**Task brief:** Take every line that has the string "isotype" and copy it out.

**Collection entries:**
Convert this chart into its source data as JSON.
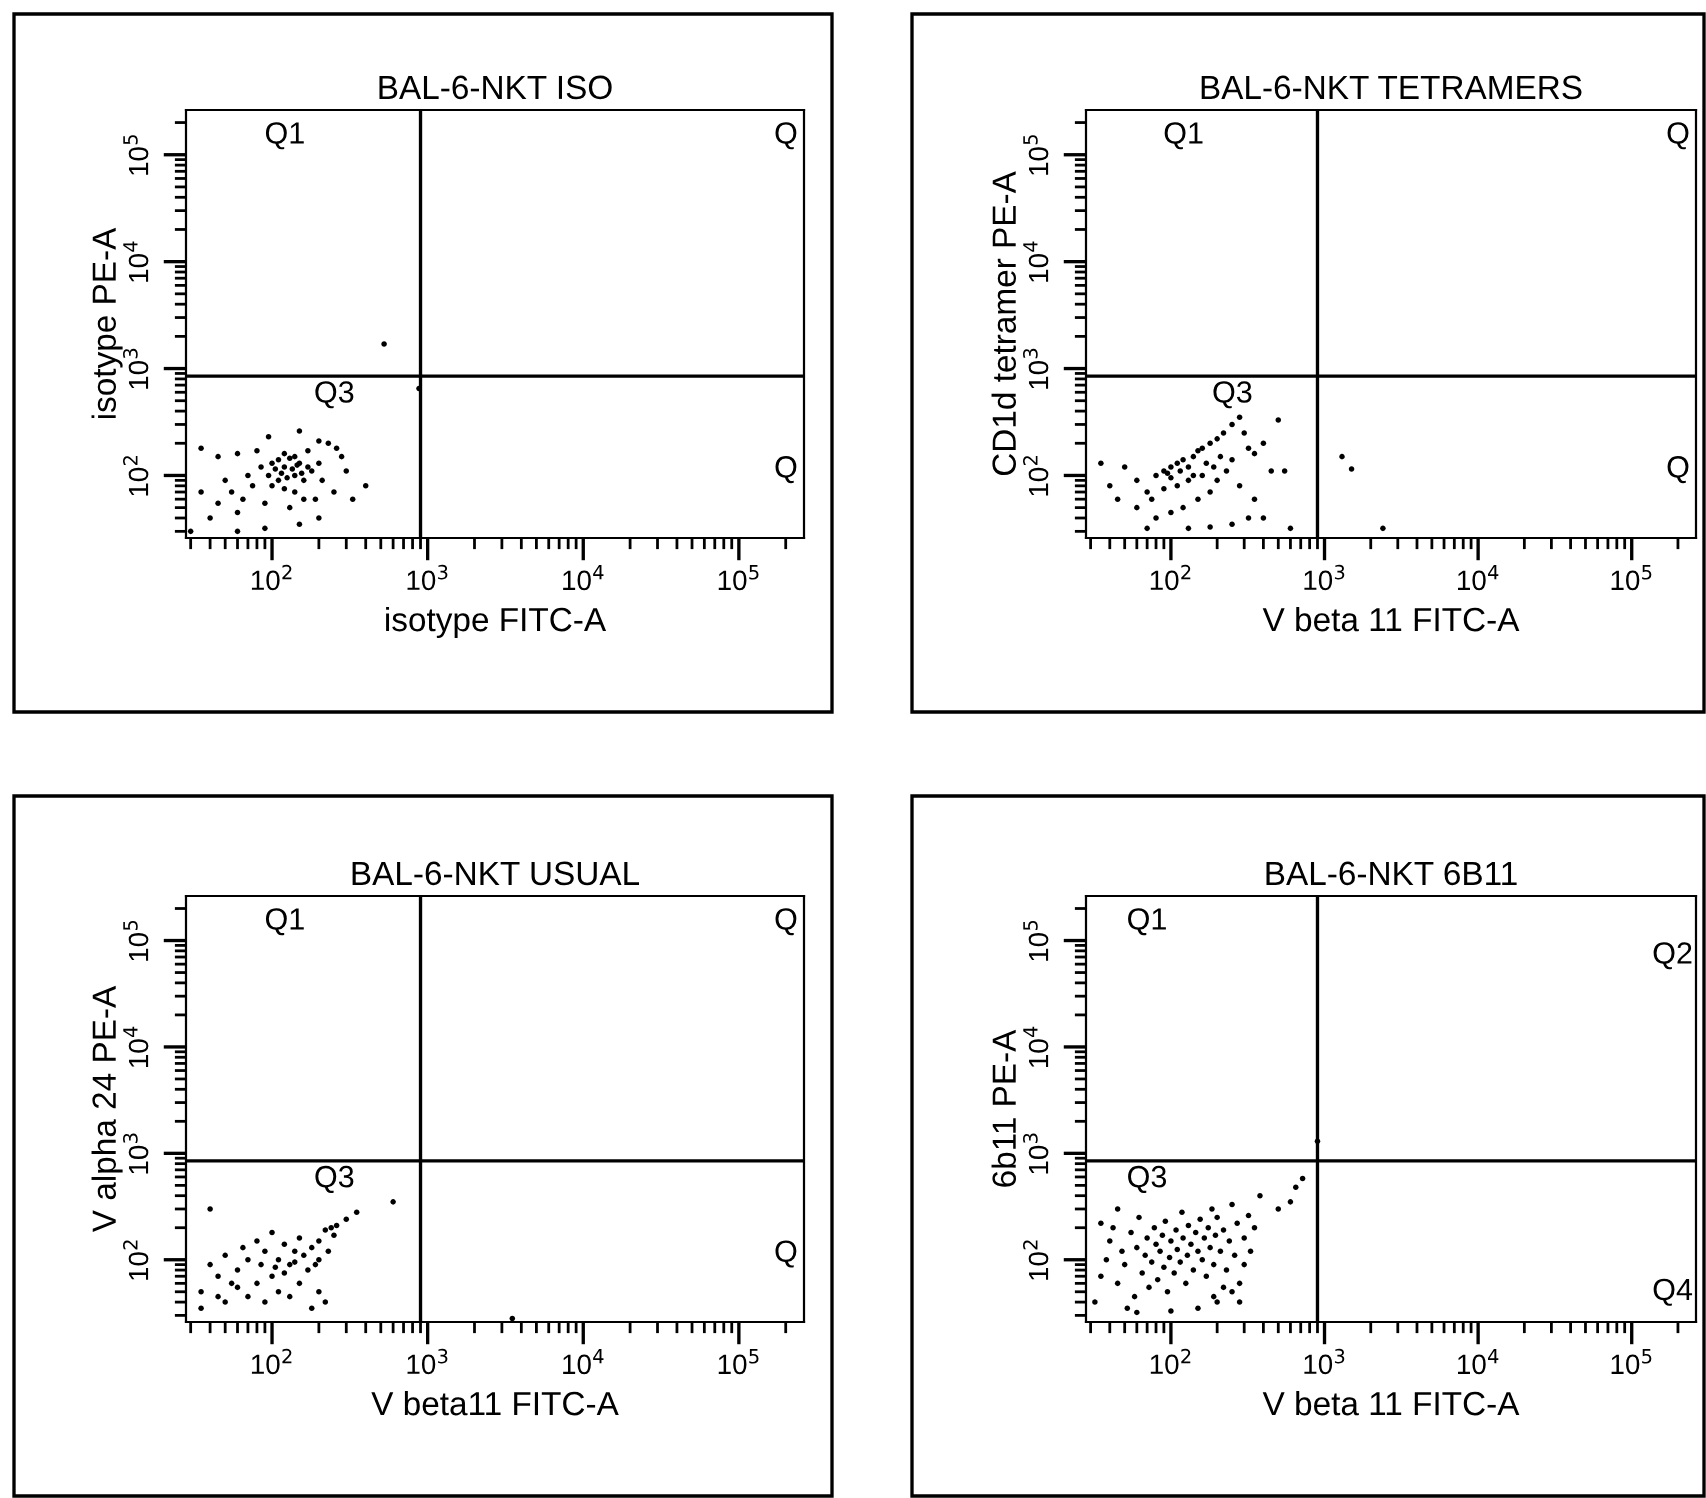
{
  "chart_data": [
    {
      "type": "scatter",
      "title": "BAL-6-NKT ISO",
      "xlabel": "isotype FITC-A",
      "ylabel": "isotype PE-A",
      "log": "xy",
      "grid": false,
      "xlim": [
        28,
        262144
      ],
      "ylim": [
        26,
        262144
      ],
      "xticks": [
        {
          "value": 100,
          "label": "10$^{2}$"
        },
        {
          "value": 1000,
          "label": "10$^{3}$"
        },
        {
          "value": 10000,
          "label": "10$^{4}$"
        },
        {
          "value": 100000,
          "label": "10$^{5}$"
        }
      ],
      "yticks": [
        {
          "value": 100,
          "label": "10$^{2}$"
        },
        {
          "value": 1000,
          "label": "10$^{3}$"
        },
        {
          "value": 10000,
          "label": "10$^{4}$"
        },
        {
          "value": 100000,
          "label": "10$^{5}$"
        }
      ],
      "ref_lines": [
        {
          "axis": "x",
          "value": 900,
          "color": "#000000"
        },
        {
          "axis": "y",
          "value": 850,
          "color": "#000000"
        }
      ],
      "annotations": [
        "Q1",
        "Q",
        "Q3",
        "Q"
      ],
      "series": [
        {
          "color": "#000000",
          "x": [
            35,
            45,
            60,
            80,
            95,
            150,
            200,
            230,
            260,
            280,
            300,
            250,
            190,
            130,
            90,
            60,
            40,
            35,
            50,
            70,
            85,
            100,
            110,
            120,
            130,
            140,
            150,
            160,
            170,
            180,
            110,
            100,
            95,
            120,
            140,
            160,
            75,
            65,
            55,
            45,
            400,
            330,
            210,
            200,
            120,
            170,
            140,
            30,
            60,
            90,
            150,
            200,
            525,
            880,
            115,
            125,
            135,
            105,
            145,
            155
          ],
          "values": [
            180,
            150,
            160,
            170,
            230,
            260,
            210,
            200,
            180,
            150,
            110,
            70,
            60,
            50,
            55,
            45,
            40,
            70,
            90,
            100,
            120,
            130,
            140,
            120,
            145,
            100,
            130,
            90,
            120,
            110,
            90,
            80,
            100,
            75,
            70,
            60,
            80,
            60,
            70,
            55,
            80,
            60,
            90,
            130,
            160,
            170,
            150,
            30,
            30,
            32,
            35,
            40,
            1700,
            650,
            105,
            95,
            115,
            115,
            125,
            105
          ]
        }
      ]
    },
    {
      "type": "scatter",
      "title": "BAL-6-NKT TETRAMERS",
      "xlabel": "V beta 11 FITC-A",
      "ylabel": "CD1d tetramer PE-A",
      "log": "xy",
      "grid": false,
      "xlim": [
        28,
        262144
      ],
      "ylim": [
        26,
        262144
      ],
      "xticks": [
        {
          "value": 100,
          "label": "10$^{2}$"
        },
        {
          "value": 1000,
          "label": "10$^{3}$"
        },
        {
          "value": 10000,
          "label": "10$^{4}$"
        },
        {
          "value": 100000,
          "label": "10$^{5}$"
        }
      ],
      "yticks": [
        {
          "value": 100,
          "label": "10$^{2}$"
        },
        {
          "value": 1000,
          "label": "10$^{3}$"
        },
        {
          "value": 10000,
          "label": "10$^{4}$"
        },
        {
          "value": 100000,
          "label": "10$^{5}$"
        }
      ],
      "ref_lines": [
        {
          "axis": "x",
          "value": 900,
          "color": "#000000"
        },
        {
          "axis": "y",
          "value": 850,
          "color": "#000000"
        }
      ],
      "annotations": [
        "Q1",
        "Q",
        "Q3",
        "Q"
      ],
      "series": [
        {
          "color": "#000000",
          "x": [
            35,
            50,
            60,
            70,
            80,
            90,
            100,
            110,
            120,
            130,
            140,
            150,
            160,
            180,
            200,
            220,
            250,
            280,
            300,
            320,
            350,
            400,
            500,
            550,
            450,
            250,
            230,
            200,
            180,
            150,
            120,
            100,
            80,
            60,
            45,
            40,
            110,
            130,
            160,
            190,
            210,
            170,
            140,
            100,
            90,
            75,
            280,
            350,
            320,
            250,
            180,
            130,
            70,
            1300,
            1500,
            2400,
            400,
            600,
            95,
            115
          ],
          "values": [
            130,
            120,
            90,
            70,
            100,
            110,
            120,
            130,
            140,
            120,
            150,
            170,
            180,
            200,
            220,
            250,
            300,
            350,
            250,
            180,
            160,
            200,
            330,
            110,
            110,
            140,
            110,
            90,
            70,
            60,
            50,
            45,
            40,
            50,
            60,
            80,
            80,
            90,
            100,
            120,
            150,
            130,
            100,
            95,
            75,
            60,
            80,
            60,
            40,
            35,
            33,
            32,
            32,
            150,
            115,
            32,
            40,
            32,
            105,
            110
          ]
        }
      ]
    },
    {
      "type": "scatter",
      "title": "BAL-6-NKT USUAL",
      "xlabel": "V beta11 FITC-A",
      "ylabel": "V alpha 24 PE-A",
      "log": "xy",
      "grid": false,
      "xlim": [
        28,
        262144
      ],
      "ylim": [
        26,
        262144
      ],
      "xticks": [
        {
          "value": 100,
          "label": "10$^{2}$"
        },
        {
          "value": 1000,
          "label": "10$^{3}$"
        },
        {
          "value": 10000,
          "label": "10$^{4}$"
        },
        {
          "value": 100000,
          "label": "10$^{5}$"
        }
      ],
      "yticks": [
        {
          "value": 100,
          "label": "10$^{2}$"
        },
        {
          "value": 1000,
          "label": "10$^{3}$"
        },
        {
          "value": 10000,
          "label": "10$^{4}$"
        },
        {
          "value": 100000,
          "label": "10$^{5}$"
        }
      ],
      "ref_lines": [
        {
          "axis": "x",
          "value": 900,
          "color": "#000000"
        },
        {
          "axis": "y",
          "value": 850,
          "color": "#000000"
        }
      ],
      "annotations": [
        "Q1",
        "Q",
        "Q3",
        "Q"
      ],
      "series": [
        {
          "color": "#000000",
          "x": [
            35,
            40,
            45,
            50,
            55,
            60,
            65,
            70,
            80,
            90,
            100,
            110,
            120,
            130,
            140,
            150,
            160,
            170,
            180,
            200,
            220,
            240,
            260,
            300,
            350,
            600,
            150,
            130,
            110,
            90,
            70,
            50,
            35,
            200,
            220,
            180,
            100,
            120,
            140,
            80,
            60,
            45,
            200,
            230,
            190,
            250,
            85,
            105,
            3500,
            40
          ],
          "values": [
            50,
            90,
            70,
            110,
            60,
            80,
            130,
            100,
            150,
            120,
            180,
            100,
            140,
            90,
            120,
            160,
            110,
            80,
            130,
            150,
            190,
            200,
            210,
            240,
            280,
            350,
            60,
            45,
            50,
            40,
            45,
            40,
            35,
            50,
            40,
            35,
            70,
            75,
            95,
            60,
            55,
            45,
            100,
            120,
            90,
            170,
            90,
            85,
            28,
            300
          ]
        }
      ]
    },
    {
      "type": "scatter",
      "title": "BAL-6-NKT 6B11",
      "xlabel": "V beta 11 FITC-A",
      "ylabel": "6b11 PE-A",
      "log": "xy",
      "grid": false,
      "xlim": [
        28,
        262144
      ],
      "ylim": [
        26,
        262144
      ],
      "xticks": [
        {
          "value": 100,
          "label": "10$^{2}$"
        },
        {
          "value": 1000,
          "label": "10$^{3}$"
        },
        {
          "value": 10000,
          "label": "10$^{4}$"
        },
        {
          "value": 100000,
          "label": "10$^{5}$"
        }
      ],
      "yticks": [
        {
          "value": 100,
          "label": "10$^{2}$"
        },
        {
          "value": 1000,
          "label": "10$^{3}$"
        },
        {
          "value": 10000,
          "label": "10$^{4}$"
        },
        {
          "value": 100000,
          "label": "10$^{5}$"
        }
      ],
      "ref_lines": [
        {
          "axis": "x",
          "value": 900,
          "color": "#000000"
        },
        {
          "axis": "y",
          "value": 850,
          "color": "#000000"
        }
      ],
      "annotations": [
        "Q1",
        "Q2",
        "Q3",
        "Q4"
      ],
      "series": [
        {
          "color": "#000000",
          "x": [
            32,
            35,
            38,
            40,
            42,
            45,
            48,
            50,
            55,
            58,
            60,
            62,
            65,
            68,
            70,
            72,
            75,
            78,
            80,
            82,
            85,
            88,
            90,
            92,
            95,
            98,
            100,
            105,
            108,
            110,
            115,
            118,
            120,
            125,
            128,
            130,
            135,
            140,
            145,
            150,
            155,
            160,
            165,
            170,
            175,
            180,
            185,
            190,
            195,
            200,
            210,
            220,
            230,
            240,
            250,
            260,
            270,
            280,
            300,
            320,
            350,
            380,
            300,
            250,
            200,
            150,
            100,
            60,
            280,
            220,
            650,
            720,
            600,
            500,
            900,
            45,
            35,
            52,
            190,
            330
          ],
          "values": [
            40,
            70,
            100,
            150,
            200,
            60,
            120,
            90,
            180,
            45,
            130,
            250,
            75,
            110,
            160,
            55,
            95,
            200,
            140,
            65,
            120,
            170,
            85,
            230,
            50,
            105,
            150,
            75,
            190,
            125,
            95,
            280,
            160,
            60,
            110,
            210,
            140,
            80,
            180,
            120,
            240,
            100,
            160,
            70,
            200,
            130,
            300,
            90,
            170,
            250,
            120,
            190,
            80,
            150,
            330,
            110,
            220,
            60,
            160,
            260,
            200,
            400,
            90,
            50,
            40,
            35,
            33,
            32,
            40,
            55,
            480,
            580,
            350,
            300,
            1300,
            300,
            220,
            35,
            45,
            120
          ]
        }
      ]
    }
  ]
}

**The completed task:**
      "xlabel": "isotype FITC-A",
      "ylabel": "isotype PE-A",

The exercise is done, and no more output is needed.